--- OBJECTIVE ---
Report every line in the listing below where the string "LIGHTNING" shows up.

--- PROVIDED MATERIAL ---
## START

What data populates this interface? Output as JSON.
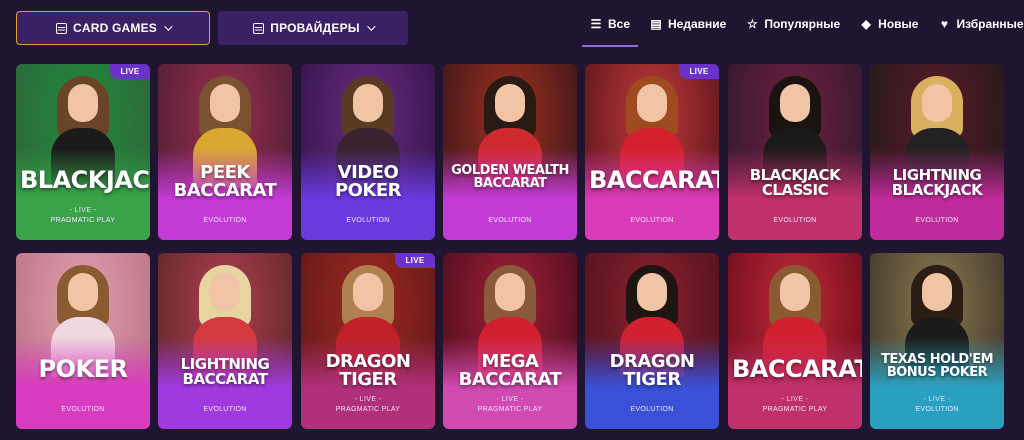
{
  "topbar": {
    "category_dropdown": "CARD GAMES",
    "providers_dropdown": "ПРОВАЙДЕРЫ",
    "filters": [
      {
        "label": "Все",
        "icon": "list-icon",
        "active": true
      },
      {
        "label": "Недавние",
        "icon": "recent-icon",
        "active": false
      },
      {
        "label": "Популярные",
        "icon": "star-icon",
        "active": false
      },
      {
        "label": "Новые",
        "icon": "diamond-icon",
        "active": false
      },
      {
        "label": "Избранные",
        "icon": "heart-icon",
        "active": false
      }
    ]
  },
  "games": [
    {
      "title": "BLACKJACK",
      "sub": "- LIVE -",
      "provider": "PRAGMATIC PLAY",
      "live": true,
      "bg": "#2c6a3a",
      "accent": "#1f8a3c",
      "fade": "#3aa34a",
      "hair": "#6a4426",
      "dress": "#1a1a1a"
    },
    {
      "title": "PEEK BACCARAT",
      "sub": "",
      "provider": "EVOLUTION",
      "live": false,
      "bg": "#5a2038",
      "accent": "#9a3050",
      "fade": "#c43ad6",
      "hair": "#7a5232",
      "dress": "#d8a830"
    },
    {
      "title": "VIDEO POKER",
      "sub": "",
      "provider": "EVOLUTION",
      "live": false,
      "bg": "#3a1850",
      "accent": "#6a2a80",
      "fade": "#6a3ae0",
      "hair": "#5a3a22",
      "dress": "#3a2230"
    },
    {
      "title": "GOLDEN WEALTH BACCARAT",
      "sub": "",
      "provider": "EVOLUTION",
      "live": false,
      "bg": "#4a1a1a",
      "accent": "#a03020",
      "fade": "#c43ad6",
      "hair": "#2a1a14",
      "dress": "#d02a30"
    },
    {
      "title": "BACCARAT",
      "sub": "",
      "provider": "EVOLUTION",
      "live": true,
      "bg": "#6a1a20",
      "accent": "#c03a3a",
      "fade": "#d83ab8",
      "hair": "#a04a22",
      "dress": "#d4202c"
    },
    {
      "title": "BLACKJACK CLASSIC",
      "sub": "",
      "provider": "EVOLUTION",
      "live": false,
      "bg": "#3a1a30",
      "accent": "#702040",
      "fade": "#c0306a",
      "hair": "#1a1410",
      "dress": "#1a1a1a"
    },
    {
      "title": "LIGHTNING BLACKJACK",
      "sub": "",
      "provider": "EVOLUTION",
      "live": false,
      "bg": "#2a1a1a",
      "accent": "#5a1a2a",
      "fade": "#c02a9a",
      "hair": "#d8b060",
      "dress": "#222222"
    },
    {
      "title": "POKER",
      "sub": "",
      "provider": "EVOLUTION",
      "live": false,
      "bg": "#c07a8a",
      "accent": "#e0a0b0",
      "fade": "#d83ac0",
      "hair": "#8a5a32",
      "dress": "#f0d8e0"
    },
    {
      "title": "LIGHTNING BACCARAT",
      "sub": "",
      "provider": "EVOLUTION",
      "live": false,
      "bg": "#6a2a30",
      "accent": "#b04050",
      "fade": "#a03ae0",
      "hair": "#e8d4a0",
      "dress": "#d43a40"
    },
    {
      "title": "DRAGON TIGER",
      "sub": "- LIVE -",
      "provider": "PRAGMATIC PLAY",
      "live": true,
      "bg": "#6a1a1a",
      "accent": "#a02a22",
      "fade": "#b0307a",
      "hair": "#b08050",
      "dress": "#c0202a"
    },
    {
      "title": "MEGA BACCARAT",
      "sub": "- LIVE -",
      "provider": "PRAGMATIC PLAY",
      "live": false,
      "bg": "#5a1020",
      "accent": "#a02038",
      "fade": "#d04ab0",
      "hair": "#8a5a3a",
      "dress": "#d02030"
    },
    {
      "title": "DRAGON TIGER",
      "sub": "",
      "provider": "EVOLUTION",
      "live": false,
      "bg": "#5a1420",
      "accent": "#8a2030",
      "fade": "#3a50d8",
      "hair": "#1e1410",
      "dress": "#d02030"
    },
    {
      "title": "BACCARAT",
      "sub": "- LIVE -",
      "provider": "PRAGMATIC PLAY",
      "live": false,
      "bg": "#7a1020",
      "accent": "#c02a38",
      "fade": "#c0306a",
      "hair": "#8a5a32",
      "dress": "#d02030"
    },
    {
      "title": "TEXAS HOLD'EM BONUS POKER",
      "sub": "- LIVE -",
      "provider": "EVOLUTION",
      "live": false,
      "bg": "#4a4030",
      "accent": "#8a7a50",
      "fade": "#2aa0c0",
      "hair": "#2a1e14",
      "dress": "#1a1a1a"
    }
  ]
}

## END

--- FULL ANSWER ---
      "title": "LIGHTNING BLACKJACK",
      "title": "LIGHTNING BACCARAT",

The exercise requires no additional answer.